**Provided records**:
--

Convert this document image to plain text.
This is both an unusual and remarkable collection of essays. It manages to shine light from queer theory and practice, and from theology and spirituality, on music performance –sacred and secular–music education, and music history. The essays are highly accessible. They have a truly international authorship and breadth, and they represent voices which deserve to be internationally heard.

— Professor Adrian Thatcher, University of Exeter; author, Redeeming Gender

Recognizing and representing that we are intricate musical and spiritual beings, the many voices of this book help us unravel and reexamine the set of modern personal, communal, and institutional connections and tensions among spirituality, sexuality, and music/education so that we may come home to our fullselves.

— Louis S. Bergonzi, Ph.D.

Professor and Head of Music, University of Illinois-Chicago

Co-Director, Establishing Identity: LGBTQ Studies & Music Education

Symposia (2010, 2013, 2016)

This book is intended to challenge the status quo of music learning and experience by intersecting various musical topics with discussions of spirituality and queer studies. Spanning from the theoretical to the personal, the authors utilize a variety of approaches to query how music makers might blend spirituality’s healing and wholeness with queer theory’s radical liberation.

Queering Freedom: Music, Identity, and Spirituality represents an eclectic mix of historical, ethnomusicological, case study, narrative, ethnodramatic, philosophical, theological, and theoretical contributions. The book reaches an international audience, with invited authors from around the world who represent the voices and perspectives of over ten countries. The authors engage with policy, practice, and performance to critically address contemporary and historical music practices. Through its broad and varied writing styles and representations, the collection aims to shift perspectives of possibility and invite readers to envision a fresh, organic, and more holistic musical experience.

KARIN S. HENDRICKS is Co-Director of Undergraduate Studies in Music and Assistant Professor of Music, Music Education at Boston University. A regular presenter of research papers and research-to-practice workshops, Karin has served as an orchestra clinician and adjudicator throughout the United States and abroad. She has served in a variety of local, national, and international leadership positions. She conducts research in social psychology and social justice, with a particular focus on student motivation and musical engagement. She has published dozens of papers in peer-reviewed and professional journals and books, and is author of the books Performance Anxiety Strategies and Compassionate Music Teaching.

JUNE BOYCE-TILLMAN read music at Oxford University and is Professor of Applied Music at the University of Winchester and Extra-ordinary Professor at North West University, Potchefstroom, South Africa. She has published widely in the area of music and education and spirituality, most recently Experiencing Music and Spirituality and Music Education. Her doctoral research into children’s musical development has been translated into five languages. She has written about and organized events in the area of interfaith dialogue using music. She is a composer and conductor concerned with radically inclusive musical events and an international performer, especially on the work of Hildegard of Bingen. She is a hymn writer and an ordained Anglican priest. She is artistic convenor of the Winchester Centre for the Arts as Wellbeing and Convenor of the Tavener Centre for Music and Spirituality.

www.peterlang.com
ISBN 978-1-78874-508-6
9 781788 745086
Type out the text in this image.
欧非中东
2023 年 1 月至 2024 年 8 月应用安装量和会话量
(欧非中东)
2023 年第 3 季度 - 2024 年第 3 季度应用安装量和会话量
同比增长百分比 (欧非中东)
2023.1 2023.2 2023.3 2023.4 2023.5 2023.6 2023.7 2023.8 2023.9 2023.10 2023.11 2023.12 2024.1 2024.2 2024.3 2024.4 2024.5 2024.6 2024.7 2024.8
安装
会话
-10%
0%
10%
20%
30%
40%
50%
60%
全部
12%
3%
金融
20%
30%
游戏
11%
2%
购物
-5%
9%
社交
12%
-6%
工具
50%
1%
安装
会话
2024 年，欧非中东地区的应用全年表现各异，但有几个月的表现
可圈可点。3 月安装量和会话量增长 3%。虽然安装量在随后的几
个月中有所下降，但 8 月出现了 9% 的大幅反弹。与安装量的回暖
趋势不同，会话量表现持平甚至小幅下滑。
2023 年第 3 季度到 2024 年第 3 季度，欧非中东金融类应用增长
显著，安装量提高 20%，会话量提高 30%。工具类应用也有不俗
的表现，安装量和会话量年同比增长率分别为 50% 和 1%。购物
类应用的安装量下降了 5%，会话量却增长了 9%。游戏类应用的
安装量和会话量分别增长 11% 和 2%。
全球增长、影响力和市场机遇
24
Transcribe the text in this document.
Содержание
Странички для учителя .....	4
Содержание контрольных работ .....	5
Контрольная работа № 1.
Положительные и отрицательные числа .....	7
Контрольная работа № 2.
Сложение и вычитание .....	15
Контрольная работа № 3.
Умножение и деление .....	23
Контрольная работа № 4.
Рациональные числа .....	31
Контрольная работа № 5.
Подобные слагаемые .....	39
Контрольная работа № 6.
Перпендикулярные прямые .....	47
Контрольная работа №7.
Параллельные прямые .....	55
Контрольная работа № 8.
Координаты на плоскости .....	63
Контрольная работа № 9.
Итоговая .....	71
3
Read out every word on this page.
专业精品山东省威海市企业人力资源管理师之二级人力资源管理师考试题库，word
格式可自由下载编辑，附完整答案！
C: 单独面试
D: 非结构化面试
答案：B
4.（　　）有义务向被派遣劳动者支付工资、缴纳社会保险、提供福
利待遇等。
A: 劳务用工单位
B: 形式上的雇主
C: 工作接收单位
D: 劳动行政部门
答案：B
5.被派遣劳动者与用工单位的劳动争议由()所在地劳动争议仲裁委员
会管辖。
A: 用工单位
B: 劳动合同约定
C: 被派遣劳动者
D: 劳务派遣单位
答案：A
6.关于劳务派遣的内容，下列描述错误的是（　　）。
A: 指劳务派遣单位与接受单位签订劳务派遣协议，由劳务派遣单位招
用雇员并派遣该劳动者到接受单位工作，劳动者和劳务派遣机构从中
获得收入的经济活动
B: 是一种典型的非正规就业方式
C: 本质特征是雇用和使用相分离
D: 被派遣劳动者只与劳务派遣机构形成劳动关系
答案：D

--

**Exercise description**: Would you reproduce all the entries exactly?

**Exercise answer**:
Convert this document image to plain text.
This is both an unusual and remarkable collection of essays. It manages to shine light from queer theory and practice, and from theology and spirituality, on music performance –sacred and secular–music education, and music history. The essays are highly accessible. They have a truly international authorship and breadth, and they represent voices which deserve to be internationally heard.

— Professor Adrian Thatcher, University of Exeter; author, Redeeming Gender

Recognizing and representing that we are intricate musical and spiritual beings, the many voices of this book help us unravel and reexamine the set of modern personal, communal, and institutional connections and tensions among spirituality, sexuality, and music/education so that we may come home to our fullselves.

— Louis S. Bergonzi, Ph.D.

Professor and Head of Music, University of Illinois-Chicago

Co-Director, Establishing Identity: LGBTQ Studies & Music Education

Symposia (2010, 2013, 2016)

This book is intended to challenge the status quo of music learning and experience by intersecting various musical topics with discussions of spirituality and queer studies. Spanning from the theoretical to the personal, the authors utilize a variety of approaches to query how music makers might blend spirituality’s healing and wholeness with queer theory’s radical liberation.

Queering Freedom: Music, Identity, and Spirituality represents an eclectic mix of historical, ethnomusicological, case study, narrative, ethnodramatic, philosophical, theological, and theoretical contributions. The book reaches an international audience, with invited authors from around the world who represent the voices and perspectives of over ten countries. The authors engage with policy, practice, and performance to critically address contemporary and historical music practices. Through its broad and varied writing styles and representations, the collection aims to shift perspectives of possibility and invite readers to envision a fresh, organic, and more holistic musical experience.

KARIN S. HENDRICKS is Co-Director of Undergraduate Studies in Music and Assistant Professor of Music, Music Education at Boston University. A regular presenter of research papers and research-to-practice workshops, Karin has served as an orchestra clinician and adjudicator throughout the United States and abroad. She has served in a variety of local, national, and international leadership positions. She conducts research in social psychology and social justice, with a particular focus on student motivation and musical engagement. She has published dozens of papers in peer-reviewed and professional journals and books, and is author of the books Performance Anxiety Strategies and Compassionate Music Teaching.

JUNE BOYCE-TILLMAN read music at Oxford University and is Professor of Applied Music at the University of Winchester and Extra-ordinary Professor at North West University, Potchefstroom, South Africa. She has published widely in the area of music and education and spirituality, most recently Experiencing Music and Spirituality and Music Education. Her doctoral research into children’s musical development has been translated into five languages. She has written about and organized events in the area of interfaith dialogue using music. She is a composer and conductor concerned with radically inclusive musical events and an international performer, especially on the work of Hildegard of Bingen. She is a hymn writer and an ordained Anglican priest. She is artistic convenor of the Winchester Centre for the Arts as Wellbeing and Convenor of the Tavener Centre for Music and Spirituality.

www.peterlang.com
ISBN 978-1-78874-508-6
9 781788 745086
Type out the text in this image.
欧非中东
2023 年 1 月至 2024 年 8 月应用安装量和会话量
(欧非中东)
2023 年第 3 季度 - 2024 年第 3 季度应用安装量和会话量
同比增长百分比 (欧非中东)
2023.1 2023.2 2023.3 2023.4 2023.5 2023.6 2023.7 2023.8 2023.9 2023.10 2023.11 2023.12 2024.1 2024.2 2024.3 2024.4 2024.5 2024.6 2024.7 2024.8
安装
会话
-10%
0%
10%
20%
30%
40%
50%
60%
全部
12%
3%
金融
20%
30%
游戏
11%
2%
购物
-5%
9%
社交
12%
-6%
工具
50%
1%
安装
会话
2024 年，欧非中东地区的应用全年表现各异，但有几个月的表现
可圈可点。3 月安装量和会话量增长 3%。虽然安装量在随后的几
个月中有所下降，但 8 月出现了 9% 的大幅反弹。与安装量的回暖
趋势不同，会话量表现持平甚至小幅下滑。
2023 年第 3 季度到 2024 年第 3 季度，欧非中东金融类应用增长
显著，安装量提高 20%，会话量提高 30%。工具类应用也有不俗
的表现，安装量和会话量年同比增长率分别为 50% 和 1%。购物
类应用的安装量下降了 5%，会话量却增长了 9%。游戏类应用的
安装量和会话量分别增长 11% 和 2%。
全球增长、影响力和市场机遇
24
Transcribe the text in this document.
Содержание
Странички для учителя .....	4
Содержание контрольных работ .....	5
Контрольная работа № 1.
Положительные и отрицательные числа .....	7
Контрольная работа № 2.
Сложение и вычитание .....	15
Контрольная работа № 3.
Умножение и деление .....	23
Контрольная работа № 4.
Рациональные числа .....	31
Контрольная работа № 5.
Подобные слагаемые .....	39
Контрольная работа № 6.
Перпендикулярные прямые .....	47
Контрольная работа №7.
Параллельные прямые .....	55
Контрольная работа № 8.
Координаты на плоскости .....	63
Контрольная работа № 9.
Итоговая .....	71
3
Read out every word on this page.
专业精品山东省威海市企业人力资源管理师之二级人力资源管理师考试题库，word
格式可自由下载编辑，附完整答案！
C: 单独面试
D: 非结构化面试
答案：B
4.（　　）有义务向被派遣劳动者支付工资、缴纳社会保险、提供福
利待遇等。
A: 劳务用工单位
B: 形式上的雇主
C: 工作接收单位
D: 劳动行政部门
答案：B
5.被派遣劳动者与用工单位的劳动争议由()所在地劳动争议仲裁委员
会管辖。
A: 用工单位
B: 劳动合同约定
C: 被派遣劳动者
D: 劳务派遣单位
答案：A
6.关于劳务派遣的内容，下列描述错误的是（　　）。
A: 指劳务派遣单位与接受单位签订劳务派遣协议，由劳务派遣单位招
用雇员并派遣该劳动者到接受单位工作，劳动者和劳务派遣机构从中
获得收入的经济活动
B: 是一种典型的非正规就业方式
C: 本质特征是雇用和使用相分离
D: 被派遣劳动者只与劳务派遣机构形成劳动关系
答案：D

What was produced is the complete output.